■ TO BE DONE: All of the material below is to be restated word for word, apart from the pictures.

■ EXTRACTED MATERIAL:

[BEGIN]

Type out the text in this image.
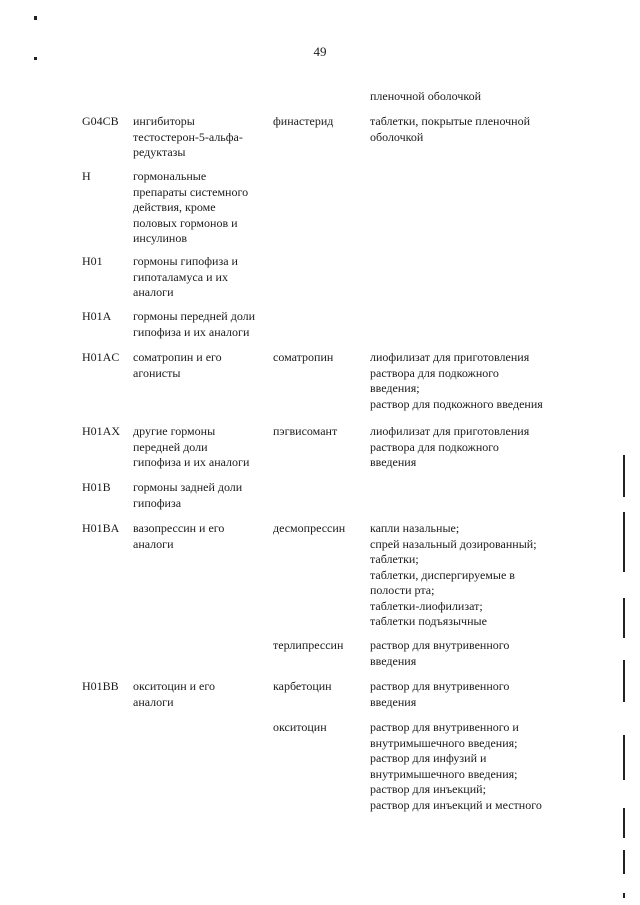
49
пленочной оболочкой
G04CB ингибиторы
тестостерон-5-альфа-
редуктазы
финастерид	таблетки, покрытые пленочной
оболочкой
H	гормональные
препараты системного
действия, кроме
половых гормонов и
инсулинов
H01	гормоны гипофиза и
гипоталамуса и их
аналоги
H01A гормоны передней доли
гипофиза и их аналоги
H01AC соматропин и его
агонисты
соматропин	лиофилизат для приготовления
раствора для подкожного
введения;
раствор для подкожного введения
H01AX другие гормоны
передней доли
гипофиза и их аналоги
пэгвисомант	лиофилизат для приготовления
раствора для подкожного
введения
H01B гормоны задней доли
гипофиза
H01BA вазопрессин и его
аналоги
десмопрессин капли назальные;
спрей назальный дозированный;
таблетки;
таблетки, диспергируемые в
полости рта;
таблетки-лиофилизат;
таблетки подъязычные
терлипрессин раствор для внутривенного
введения
H01BB окситоцин и его
аналоги
карбетоцин	раствор для внутривенного
введения
окситоцин	раствор для внутривенного и
внутримышечного введения;
раствор для инфузий и
внутримышечного введения;
раствор для инъекций;
раствор для инъекций и местного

[END]

■ RESPONSE TO THIS EXERCISE:
Type out the text in this image.
49
пленочной оболочкой
G04CB ингибиторы
тестостерон-5-альфа-
редуктазы
финастерид	таблетки, покрытые пленочной
оболочкой
H	гормональные
препараты системного
действия, кроме
половых гормонов и
инсулинов
H01	гормоны гипофиза и
гипоталамуса и их
аналоги
H01A гормоны передней доли
гипофиза и их аналоги
H01AC соматропин и его
агонисты
соматропин	лиофилизат для приготовления
раствора для подкожного
введения;
раствор для подкожного введения
H01AX другие гормоны
передней доли
гипофиза и их аналоги
пэгвисомант	лиофилизат для приготовления
раствора для подкожного
введения
H01B гормоны задней доли
гипофиза
H01BA вазопрессин и его
аналоги
десмопрессин капли назальные;
спрей назальный дозированный;
таблетки;
таблетки, диспергируемые в
полости рта;
таблетки-лиофилизат;
таблетки подъязычные
терлипрессин раствор для внутривенного
введения
H01BB окситоцин и его
аналоги
карбетоцин	раствор для внутривенного
введения
окситоцин	раствор для внутривенного и
внутримышечного введения;
раствор для инфузий и
внутримышечного введения;
раствор для инъекций;
раствор для инъекций и местного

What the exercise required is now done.